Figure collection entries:

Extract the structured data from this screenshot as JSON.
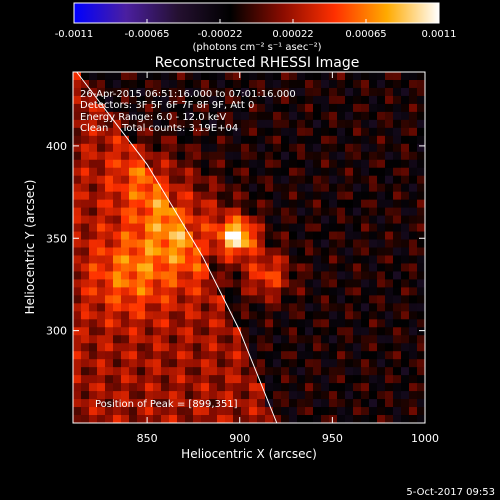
{
  "chart_data": {
    "type": "heatmap",
    "title": "Reconstructed RHESSI Image",
    "xlabel": "Heliocentric X (arcsec)",
    "ylabel": "Heliocentric Y (arcsec)",
    "xlim": [
      810,
      1000
    ],
    "ylim": [
      250,
      440
    ],
    "xticks": [
      850,
      900,
      950,
      1000
    ],
    "yticks": [
      300,
      350,
      400
    ],
    "colorbar": {
      "ticks": [
        "-0.0011",
        "-0.00065",
        "-0.00022",
        "0.00022",
        "0.00065",
        "0.0011"
      ],
      "range": [
        -0.0011,
        0.0011
      ],
      "unit_label": "(photons cm⁻² s⁻¹ asec⁻²)",
      "colormap": [
        "#0000ff",
        "#4b1fa0",
        "#241030",
        "#000000",
        "#8a0c00",
        "#ff3000",
        "#ffaa00",
        "#ffffff"
      ]
    },
    "info": {
      "time_range": "26-Apr-2015 06:51:16.000 to 07:01:16.000",
      "detectors": "Detectors: 3F 5F 6F 7F 8F 9F, Att 0",
      "energy": "Energy Range: 6.0 - 12.0 keV",
      "method": "Clean",
      "counts": "Total counts: 3.19E+04"
    },
    "peak": {
      "label": "Position of Peak = [899,351]",
      "x": 899,
      "y": 351
    },
    "limb": [
      [
        812,
        442
      ],
      [
        850,
        390
      ],
      [
        880,
        340
      ],
      [
        900,
        300
      ],
      [
        920,
        250
      ]
    ],
    "features": [
      {
        "x": 899,
        "y": 351,
        "amp": 1.0,
        "sigma": 7
      },
      {
        "x": 915,
        "y": 330,
        "amp": 0.55,
        "sigma": 9
      },
      {
        "x": 870,
        "y": 355,
        "amp": 0.5,
        "sigma": 18
      },
      {
        "x": 840,
        "y": 330,
        "amp": 0.35,
        "sigma": 15
      },
      {
        "x": 850,
        "y": 385,
        "amp": 0.3,
        "sigma": 14
      }
    ]
  },
  "footer": {
    "date": "5-Oct-2017 09:53"
  }
}
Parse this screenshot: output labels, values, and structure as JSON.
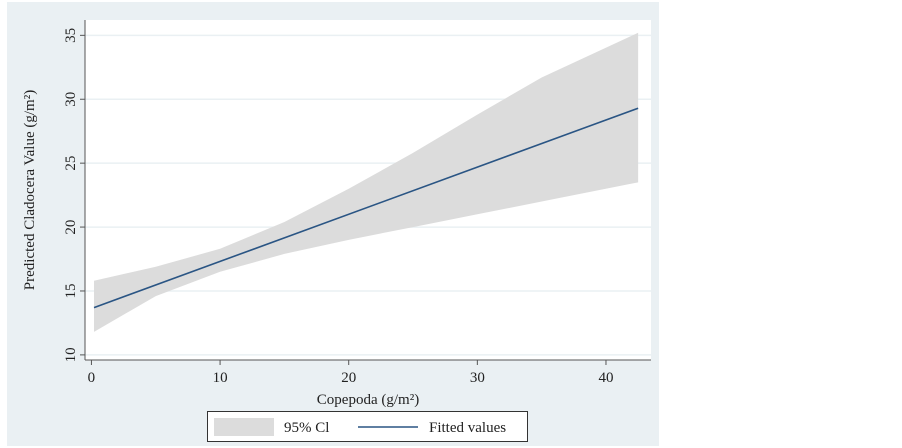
{
  "chart_data": {
    "type": "line",
    "title": "",
    "xlabel": "Copepoda (g/m²)",
    "ylabel": "Predicted Cladocera Value (g/m²)",
    "xlim": [
      -0.5,
      43.5
    ],
    "ylim": [
      9.6,
      36.2
    ],
    "xticks": [
      0,
      10,
      20,
      30,
      40
    ],
    "yticks": [
      10,
      15,
      20,
      25,
      30,
      35
    ],
    "grid": true,
    "legend_position": "bottom",
    "legend": [
      "95% Cl",
      "Fitted values"
    ],
    "colors": {
      "ci": "#dcdcdc",
      "fit": "#2a5584",
      "background": "#eaf0f3"
    },
    "fitted": {
      "x": [
        0.2,
        42.5
      ],
      "y": [
        13.7,
        29.3
      ]
    },
    "ci": {
      "x": [
        0.2,
        5,
        10,
        15,
        20,
        25,
        30,
        35,
        42.5
      ],
      "lower": [
        11.8,
        14.6,
        16.5,
        17.9,
        19.0,
        20.0,
        21.0,
        22.0,
        23.5
      ],
      "upper": [
        15.8,
        16.9,
        18.3,
        20.4,
        23.0,
        25.8,
        28.8,
        31.7,
        35.2
      ]
    }
  }
}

» **Objective**:
Quote every line of the records above exactly; no picture is to be copied.

» **Result**:
Extract the structured data from this screenshot as JSON.
{
  "chart_data": {
    "type": "heatmap",
    "title": "Reconstructed RHESSI Image",
    "xlabel": "Heliocentric X (arcsec)",
    "ylabel": "Heliocentric Y (arcsec)",
    "xlim": [
      810,
      1000
    ],
    "ylim": [
      250,
      440
    ],
    "xticks": [
      850,
      900,
      950,
      1000
    ],
    "yticks": [
      300,
      350,
      400
    ],
    "colorbar": {
      "ticks": [
        "-0.0011",
        "-0.00065",
        "-0.00022",
        "0.00022",
        "0.00065",
        "0.0011"
      ],
      "range": [
        -0.0011,
        0.0011
      ],
      "unit_label": "(photons cm⁻² s⁻¹ asec⁻²)",
      "colormap": [
        "#0000ff",
        "#4b1fa0",
        "#241030",
        "#000000",
        "#8a0c00",
        "#ff3000",
        "#ffaa00",
        "#ffffff"
      ]
    },
    "info": {
      "time_range": "26-Apr-2015 06:51:16.000 to 07:01:16.000",
      "detectors": "Detectors: 3F 5F 6F 7F 8F 9F, Att 0",
      "energy": "Energy Range: 6.0 - 12.0 keV",
      "method": "Clean",
      "counts": "Total counts: 3.19E+04"
    },
    "peak": {
      "label": "Position of Peak = [899,351]",
      "x": 899,
      "y": 351
    },
    "limb": [
      [
        812,
        442
      ],
      [
        850,
        390
      ],
      [
        880,
        340
      ],
      [
        900,
        300
      ],
      [
        920,
        250
      ]
    ],
    "features": [
      {
        "x": 899,
        "y": 351,
        "amp": 1.0,
        "sigma": 7
      },
      {
        "x": 915,
        "y": 330,
        "amp": 0.55,
        "sigma": 9
      },
      {
        "x": 870,
        "y": 355,
        "amp": 0.5,
        "sigma": 18
      },
      {
        "x": 840,
        "y": 330,
        "amp": 0.35,
        "sigma": 15
      },
      {
        "x": 850,
        "y": 385,
        "amp": 0.3,
        "sigma": 14
      }
    ]
  },
  "footer": {
    "date": "5-Oct-2017 09:53"
  }
}
Parse this screenshot: output labels, values, and structure as JSON.
{
  "chart_data": {
    "type": "line",
    "title": "",
    "xlabel": "Copepoda (g/m²)",
    "ylabel": "Predicted Cladocera Value (g/m²)",
    "xlim": [
      -0.5,
      43.5
    ],
    "ylim": [
      9.6,
      36.2
    ],
    "xticks": [
      0,
      10,
      20,
      30,
      40
    ],
    "yticks": [
      10,
      15,
      20,
      25,
      30,
      35
    ],
    "grid": true,
    "legend_position": "bottom",
    "legend": [
      "95% Cl",
      "Fitted values"
    ],
    "colors": {
      "ci": "#dcdcdc",
      "fit": "#2a5584",
      "background": "#eaf0f3"
    },
    "fitted": {
      "x": [
        0.2,
        42.5
      ],
      "y": [
        13.7,
        29.3
      ]
    },
    "ci": {
      "x": [
        0.2,
        5,
        10,
        15,
        20,
        25,
        30,
        35,
        42.5
      ],
      "lower": [
        11.8,
        14.6,
        16.5,
        17.9,
        19.0,
        20.0,
        21.0,
        22.0,
        23.5
      ],
      "upper": [
        15.8,
        16.9,
        18.3,
        20.4,
        23.0,
        25.8,
        28.8,
        31.7,
        35.2
      ]
    }
  }
}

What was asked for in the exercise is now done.